* START RECORD SET *

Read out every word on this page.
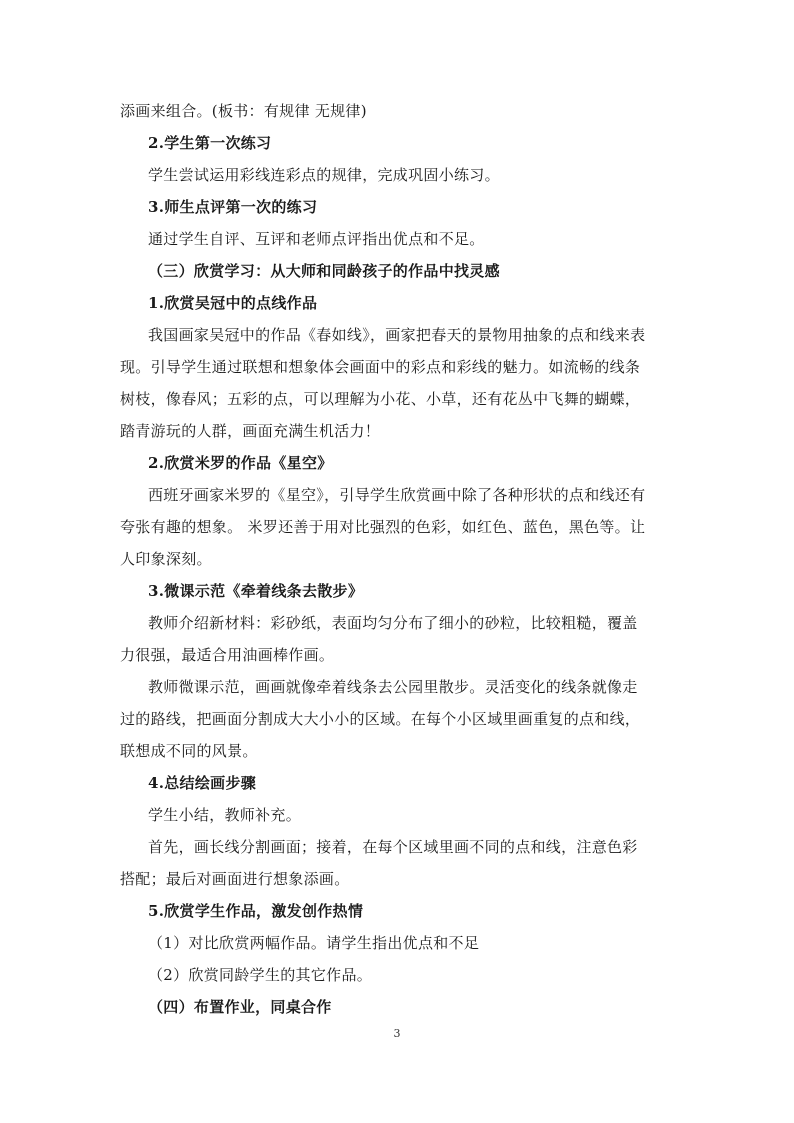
添画来组合。(板书：有规律 无规律)
2.学生第一次练习
学生尝试运用彩线连彩点的规律，完成巩固小练习。
3.师生点评第一次的练习
通过学生自评、互评和老师点评指出优点和不足。
（三）欣赏学习：从大师和同龄孩子的作品中找灵感
1.欣赏吴冠中的点线作品
我国画家吴冠中的作品《春如线》，画家把春天的景物用抽象的点和线来表
现。引导学生通过联想和想象体会画面中的彩点和彩线的魅力。如流畅的线条
树枝，像春风；五彩的点，可以理解为小花、小草，还有花丛中飞舞的蝴蝶，
踏青游玩的人群，画面充满生机活力！
2.欣赏米罗的作品《星空》
西班牙画家米罗的《星空》，引导学生欣赏画中除了各种形状的点和线还有
夸张有趣的想象。 米罗还善于用对比强烈的色彩，如红色、蓝色，黑色等。让
人印象深刻。
3.微课示范《牵着线条去散步》
教师介绍新材料：彩砂纸，表面均匀分布了细小的砂粒，比较粗糙，覆盖
力很强，最适合用油画棒作画。
教师微课示范，画画就像牵着线条去公园里散步。灵活变化的线条就像走
过的路线，把画面分割成大大小小的区域。在每个小区域里画重复的点和线，
联想成不同的风景。
4.总结绘画步骤
学生小结，教师补充。
首先，画长线分割画面；接着，在每个区域里画不同的点和线，注意色彩
搭配；最后对画面进行想象添画。
5.欣赏学生作品，激发创作热情
（1）对比欣赏两幅作品。请学生指出优点和不足
（2）欣赏同龄学生的其它作品。
（四）布置作业，同桌合作
3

* END RECORD SET *

■ WHAT IS EXPECTED ■
Repeat the material above in full and exactly, omitting the pictures.

■ WORKED ANSWER ■
Read out every word on this page.
添画来组合。(板书：有规律 无规律)
2.学生第一次练习
学生尝试运用彩线连彩点的规律，完成巩固小练习。
3.师生点评第一次的练习
通过学生自评、互评和老师点评指出优点和不足。
（三）欣赏学习：从大师和同龄孩子的作品中找灵感
1.欣赏吴冠中的点线作品
我国画家吴冠中的作品《春如线》，画家把春天的景物用抽象的点和线来表
现。引导学生通过联想和想象体会画面中的彩点和彩线的魅力。如流畅的线条
树枝，像春风；五彩的点，可以理解为小花、小草，还有花丛中飞舞的蝴蝶，
踏青游玩的人群，画面充满生机活力！
2.欣赏米罗的作品《星空》
西班牙画家米罗的《星空》，引导学生欣赏画中除了各种形状的点和线还有
夸张有趣的想象。 米罗还善于用对比强烈的色彩，如红色、蓝色，黑色等。让
人印象深刻。
3.微课示范《牵着线条去散步》
教师介绍新材料：彩砂纸，表面均匀分布了细小的砂粒，比较粗糙，覆盖
力很强，最适合用油画棒作画。
教师微课示范，画画就像牵着线条去公园里散步。灵活变化的线条就像走
过的路线，把画面分割成大大小小的区域。在每个小区域里画重复的点和线，
联想成不同的风景。
4.总结绘画步骤
学生小结，教师补充。
首先，画长线分割画面；接着，在每个区域里画不同的点和线，注意色彩
搭配；最后对画面进行想象添画。
5.欣赏学生作品，激发创作热情
（1）对比欣赏两幅作品。请学生指出优点和不足
（2）欣赏同龄学生的其它作品。
（四）布置作业，同桌合作
3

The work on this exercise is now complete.